> [EXERCISE GOAL]: From the listing below, count the lines where the string "screenshot" occurs. Give the number, with no other words.
********
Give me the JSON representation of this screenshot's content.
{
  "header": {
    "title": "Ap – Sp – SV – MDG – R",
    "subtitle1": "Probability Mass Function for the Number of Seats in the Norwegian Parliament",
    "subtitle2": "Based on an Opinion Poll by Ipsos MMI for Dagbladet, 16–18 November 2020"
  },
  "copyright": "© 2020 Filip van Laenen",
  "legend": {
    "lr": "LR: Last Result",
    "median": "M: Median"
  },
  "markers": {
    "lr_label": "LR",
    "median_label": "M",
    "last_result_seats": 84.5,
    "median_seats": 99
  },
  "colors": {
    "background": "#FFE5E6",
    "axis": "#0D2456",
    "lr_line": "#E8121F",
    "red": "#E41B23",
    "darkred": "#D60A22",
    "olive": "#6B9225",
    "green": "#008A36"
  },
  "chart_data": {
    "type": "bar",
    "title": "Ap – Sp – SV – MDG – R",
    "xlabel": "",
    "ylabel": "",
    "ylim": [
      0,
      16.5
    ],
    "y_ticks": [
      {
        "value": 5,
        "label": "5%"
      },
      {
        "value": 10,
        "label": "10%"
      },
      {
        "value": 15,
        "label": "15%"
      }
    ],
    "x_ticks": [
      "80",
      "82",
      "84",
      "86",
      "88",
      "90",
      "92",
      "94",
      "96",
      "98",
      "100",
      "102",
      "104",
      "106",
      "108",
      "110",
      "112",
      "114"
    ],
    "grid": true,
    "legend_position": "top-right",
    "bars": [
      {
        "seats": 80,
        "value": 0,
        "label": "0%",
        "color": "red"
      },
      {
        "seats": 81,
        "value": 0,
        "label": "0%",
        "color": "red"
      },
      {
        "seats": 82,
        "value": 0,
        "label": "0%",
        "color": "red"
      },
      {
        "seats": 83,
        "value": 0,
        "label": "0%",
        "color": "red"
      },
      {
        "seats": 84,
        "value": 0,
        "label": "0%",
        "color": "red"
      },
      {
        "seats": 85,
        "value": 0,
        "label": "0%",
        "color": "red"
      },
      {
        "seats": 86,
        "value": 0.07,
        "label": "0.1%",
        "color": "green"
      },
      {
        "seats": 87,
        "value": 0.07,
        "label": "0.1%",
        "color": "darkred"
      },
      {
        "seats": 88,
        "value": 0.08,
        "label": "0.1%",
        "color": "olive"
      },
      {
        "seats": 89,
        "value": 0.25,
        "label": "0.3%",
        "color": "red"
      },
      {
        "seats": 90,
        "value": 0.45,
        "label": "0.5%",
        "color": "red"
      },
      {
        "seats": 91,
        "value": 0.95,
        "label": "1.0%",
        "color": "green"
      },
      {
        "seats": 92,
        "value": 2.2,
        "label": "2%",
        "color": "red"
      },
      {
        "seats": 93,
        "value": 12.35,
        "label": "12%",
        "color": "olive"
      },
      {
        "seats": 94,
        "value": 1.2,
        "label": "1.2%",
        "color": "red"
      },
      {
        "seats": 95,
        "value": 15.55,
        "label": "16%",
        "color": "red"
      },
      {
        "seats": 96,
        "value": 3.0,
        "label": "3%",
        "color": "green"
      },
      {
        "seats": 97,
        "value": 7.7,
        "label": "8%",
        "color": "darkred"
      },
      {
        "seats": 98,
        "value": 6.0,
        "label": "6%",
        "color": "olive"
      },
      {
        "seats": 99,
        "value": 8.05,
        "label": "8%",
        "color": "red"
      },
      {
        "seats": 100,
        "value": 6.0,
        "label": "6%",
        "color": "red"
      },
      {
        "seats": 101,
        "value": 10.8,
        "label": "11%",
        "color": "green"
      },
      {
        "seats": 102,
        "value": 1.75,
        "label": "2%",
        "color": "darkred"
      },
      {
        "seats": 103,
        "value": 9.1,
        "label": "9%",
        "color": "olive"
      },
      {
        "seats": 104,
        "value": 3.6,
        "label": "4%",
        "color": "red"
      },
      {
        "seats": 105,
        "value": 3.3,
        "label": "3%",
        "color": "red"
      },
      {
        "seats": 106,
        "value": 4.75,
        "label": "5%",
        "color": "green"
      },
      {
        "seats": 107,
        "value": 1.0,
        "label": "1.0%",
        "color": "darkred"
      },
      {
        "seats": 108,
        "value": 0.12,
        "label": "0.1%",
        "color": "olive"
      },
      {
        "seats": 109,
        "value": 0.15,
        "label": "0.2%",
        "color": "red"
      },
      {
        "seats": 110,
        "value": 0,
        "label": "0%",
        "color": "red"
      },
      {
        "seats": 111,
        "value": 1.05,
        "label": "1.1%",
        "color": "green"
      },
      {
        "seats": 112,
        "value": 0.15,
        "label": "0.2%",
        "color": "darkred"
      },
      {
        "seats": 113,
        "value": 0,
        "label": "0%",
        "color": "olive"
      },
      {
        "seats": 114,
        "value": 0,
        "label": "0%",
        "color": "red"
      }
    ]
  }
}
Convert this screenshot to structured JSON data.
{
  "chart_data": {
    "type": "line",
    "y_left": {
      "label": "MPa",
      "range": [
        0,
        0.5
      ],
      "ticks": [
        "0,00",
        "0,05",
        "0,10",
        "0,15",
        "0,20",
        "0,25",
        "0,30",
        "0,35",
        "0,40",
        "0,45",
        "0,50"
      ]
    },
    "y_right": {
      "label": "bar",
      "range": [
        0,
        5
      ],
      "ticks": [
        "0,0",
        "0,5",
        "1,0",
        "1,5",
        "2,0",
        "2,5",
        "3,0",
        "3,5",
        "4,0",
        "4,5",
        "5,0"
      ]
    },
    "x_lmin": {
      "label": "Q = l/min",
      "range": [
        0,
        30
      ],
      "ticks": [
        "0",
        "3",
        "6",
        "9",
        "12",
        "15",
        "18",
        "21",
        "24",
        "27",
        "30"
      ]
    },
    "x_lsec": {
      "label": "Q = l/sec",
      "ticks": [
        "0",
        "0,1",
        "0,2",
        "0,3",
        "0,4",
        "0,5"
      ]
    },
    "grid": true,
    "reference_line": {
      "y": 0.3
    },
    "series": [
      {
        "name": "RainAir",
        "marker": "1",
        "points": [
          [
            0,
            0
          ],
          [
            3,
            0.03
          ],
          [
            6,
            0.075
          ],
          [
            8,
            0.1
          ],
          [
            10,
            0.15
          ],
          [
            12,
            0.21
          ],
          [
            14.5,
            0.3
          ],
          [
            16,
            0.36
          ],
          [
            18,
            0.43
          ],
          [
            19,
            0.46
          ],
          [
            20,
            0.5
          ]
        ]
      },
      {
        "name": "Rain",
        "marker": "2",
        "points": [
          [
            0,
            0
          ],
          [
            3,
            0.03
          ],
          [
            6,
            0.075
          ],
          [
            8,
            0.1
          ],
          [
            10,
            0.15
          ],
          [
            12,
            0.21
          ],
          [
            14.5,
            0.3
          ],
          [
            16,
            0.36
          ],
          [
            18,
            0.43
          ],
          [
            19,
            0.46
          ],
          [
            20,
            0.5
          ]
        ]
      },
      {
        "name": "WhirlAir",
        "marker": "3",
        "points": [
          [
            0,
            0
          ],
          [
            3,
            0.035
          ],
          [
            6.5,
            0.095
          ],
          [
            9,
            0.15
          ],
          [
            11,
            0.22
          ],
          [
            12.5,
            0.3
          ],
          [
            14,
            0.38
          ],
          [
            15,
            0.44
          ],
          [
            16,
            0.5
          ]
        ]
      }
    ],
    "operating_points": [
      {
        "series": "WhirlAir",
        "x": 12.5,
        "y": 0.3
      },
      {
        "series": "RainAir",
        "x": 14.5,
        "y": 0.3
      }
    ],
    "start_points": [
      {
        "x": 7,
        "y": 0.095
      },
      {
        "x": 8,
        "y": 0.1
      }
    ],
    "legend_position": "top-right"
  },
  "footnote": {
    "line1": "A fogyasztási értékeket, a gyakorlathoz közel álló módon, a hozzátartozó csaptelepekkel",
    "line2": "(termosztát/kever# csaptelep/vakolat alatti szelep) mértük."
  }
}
********
> [FULL SOLUTION]: 2